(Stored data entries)
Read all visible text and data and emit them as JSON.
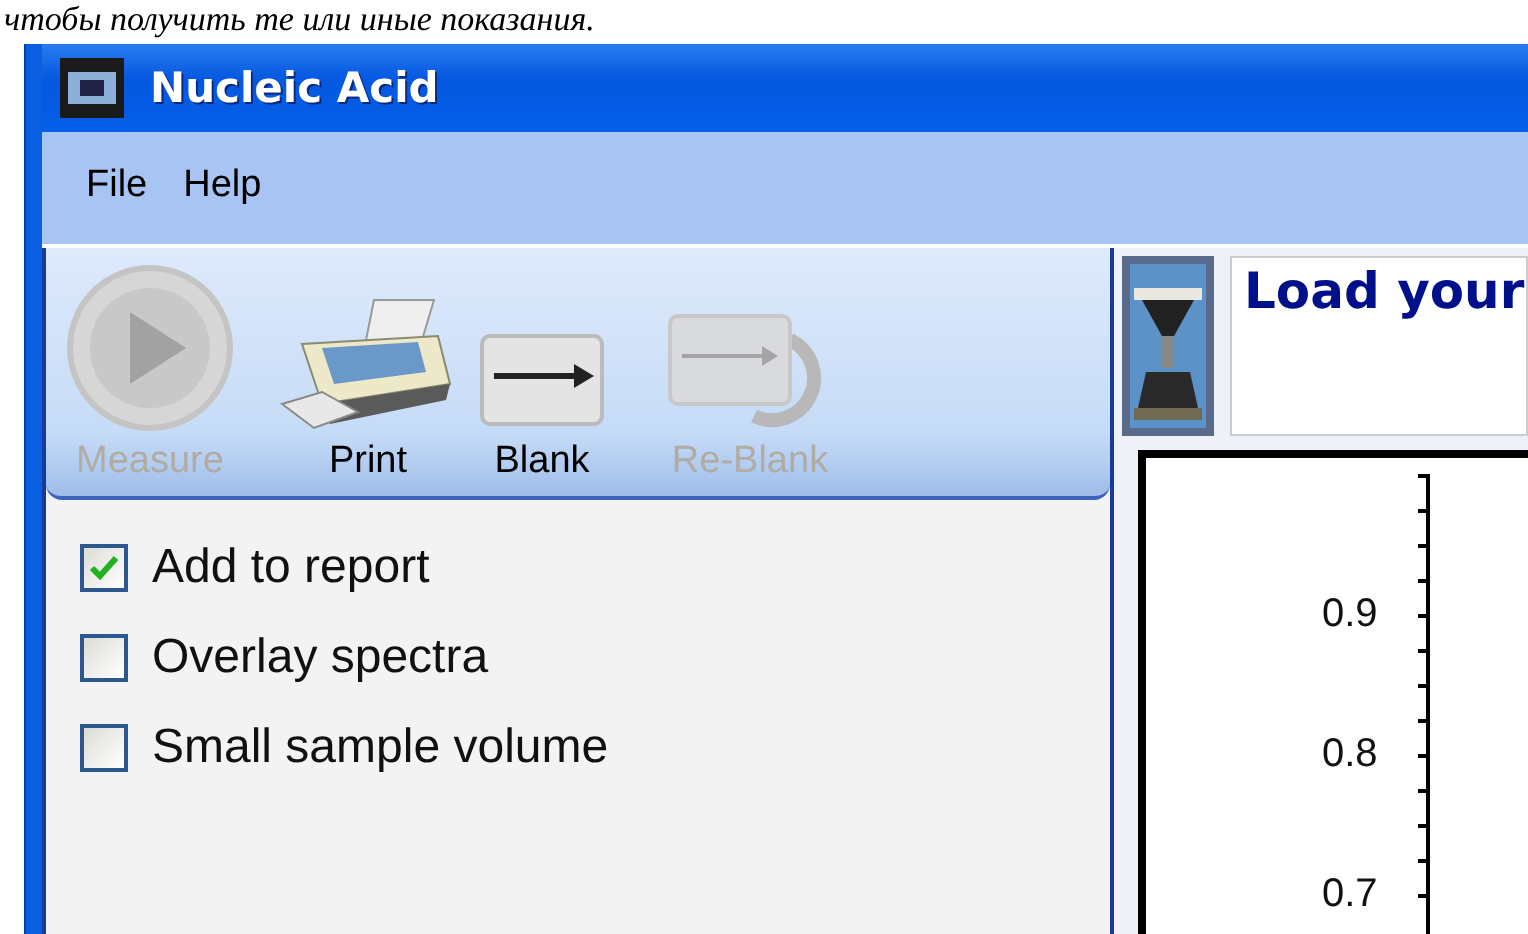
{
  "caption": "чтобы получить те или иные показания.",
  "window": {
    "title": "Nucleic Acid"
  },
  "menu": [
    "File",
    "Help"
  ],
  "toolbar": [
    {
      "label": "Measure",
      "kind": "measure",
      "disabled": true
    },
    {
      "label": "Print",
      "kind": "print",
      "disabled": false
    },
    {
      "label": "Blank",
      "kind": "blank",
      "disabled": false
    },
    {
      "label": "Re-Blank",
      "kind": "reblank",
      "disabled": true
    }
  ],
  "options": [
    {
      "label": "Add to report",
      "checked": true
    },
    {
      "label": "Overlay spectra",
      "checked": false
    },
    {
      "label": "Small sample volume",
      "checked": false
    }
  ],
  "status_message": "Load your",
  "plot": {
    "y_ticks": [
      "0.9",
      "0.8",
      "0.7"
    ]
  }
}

--

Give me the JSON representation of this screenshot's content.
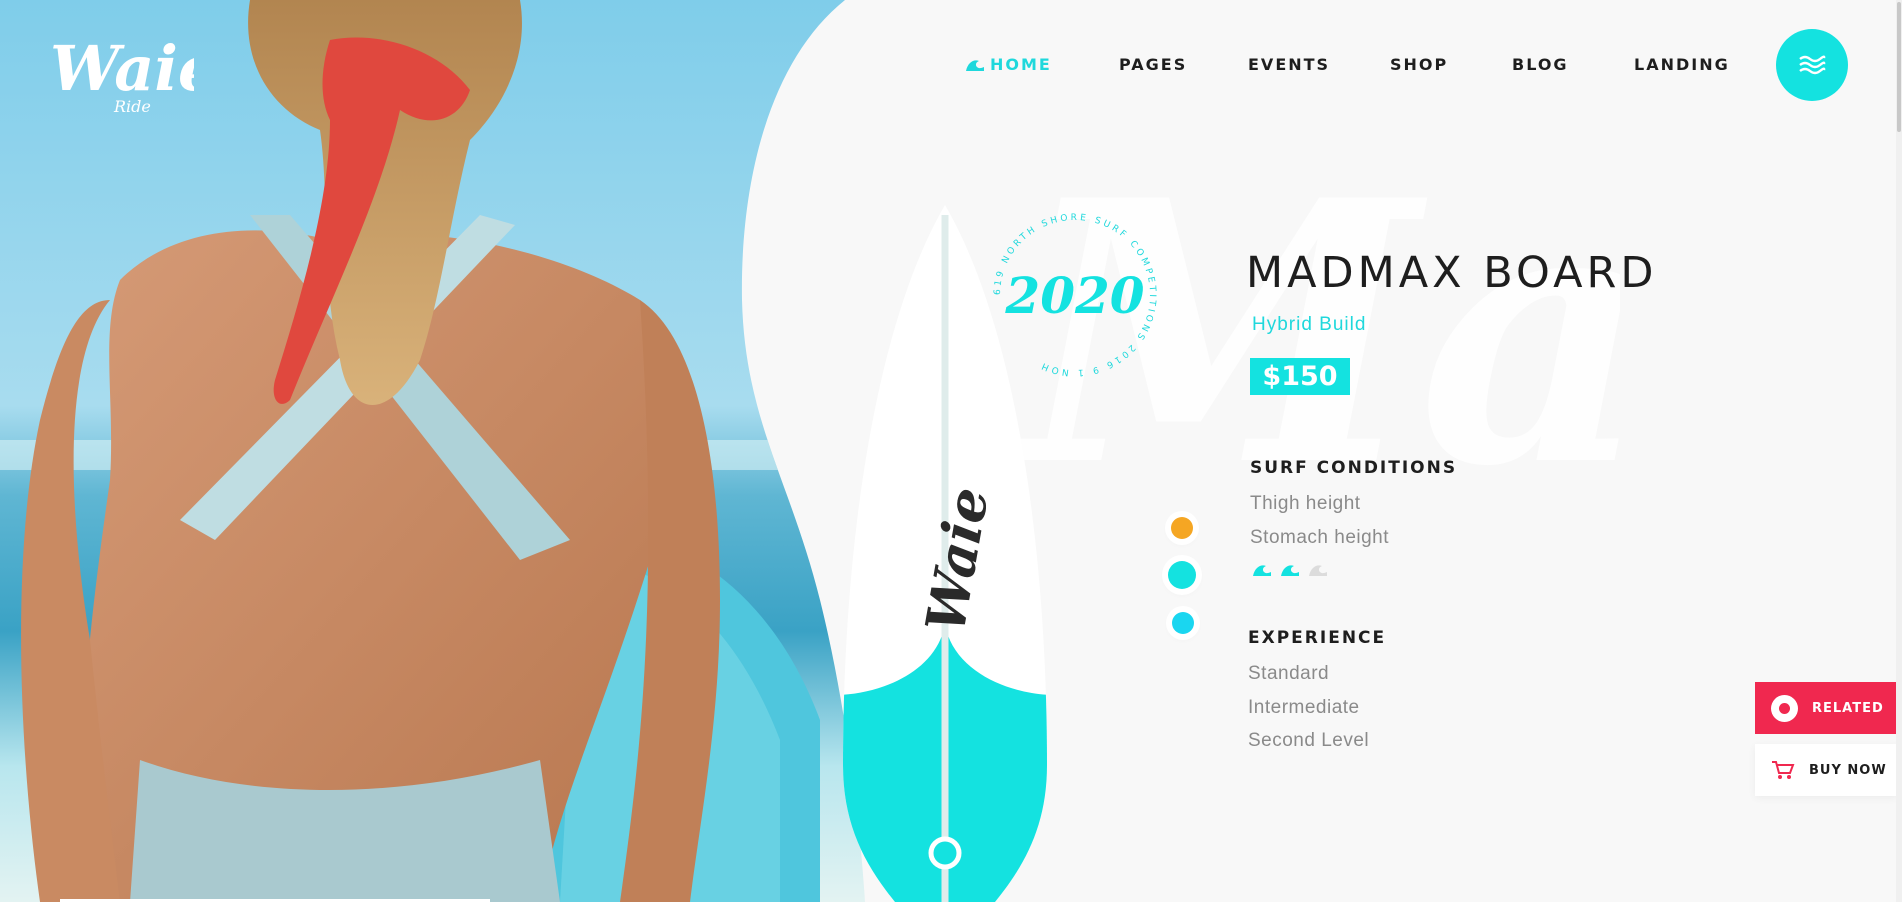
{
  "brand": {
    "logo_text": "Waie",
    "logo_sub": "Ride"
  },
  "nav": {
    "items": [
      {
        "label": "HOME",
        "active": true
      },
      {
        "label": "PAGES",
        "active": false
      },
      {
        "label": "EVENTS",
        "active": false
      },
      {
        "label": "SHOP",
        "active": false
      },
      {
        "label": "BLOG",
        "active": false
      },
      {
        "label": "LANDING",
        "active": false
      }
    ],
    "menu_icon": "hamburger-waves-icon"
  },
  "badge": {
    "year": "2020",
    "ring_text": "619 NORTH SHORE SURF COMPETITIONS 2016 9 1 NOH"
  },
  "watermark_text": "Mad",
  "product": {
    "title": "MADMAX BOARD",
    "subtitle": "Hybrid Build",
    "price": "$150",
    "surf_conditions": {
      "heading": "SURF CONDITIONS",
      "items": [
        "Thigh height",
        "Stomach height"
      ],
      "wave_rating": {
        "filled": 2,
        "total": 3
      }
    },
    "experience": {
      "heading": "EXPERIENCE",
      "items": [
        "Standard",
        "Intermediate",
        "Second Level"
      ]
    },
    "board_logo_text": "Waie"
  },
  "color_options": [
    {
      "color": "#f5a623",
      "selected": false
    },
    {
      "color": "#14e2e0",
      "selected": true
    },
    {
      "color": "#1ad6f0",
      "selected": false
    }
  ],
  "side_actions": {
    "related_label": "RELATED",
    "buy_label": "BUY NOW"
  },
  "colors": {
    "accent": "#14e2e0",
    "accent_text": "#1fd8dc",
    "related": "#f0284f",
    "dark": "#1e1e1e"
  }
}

[Required task]: Locate each line containing the string "heading" and show it.

[Complete answer]:
      "heading": "SURF CONDITIONS",
      "heading": "EXPERIENCE",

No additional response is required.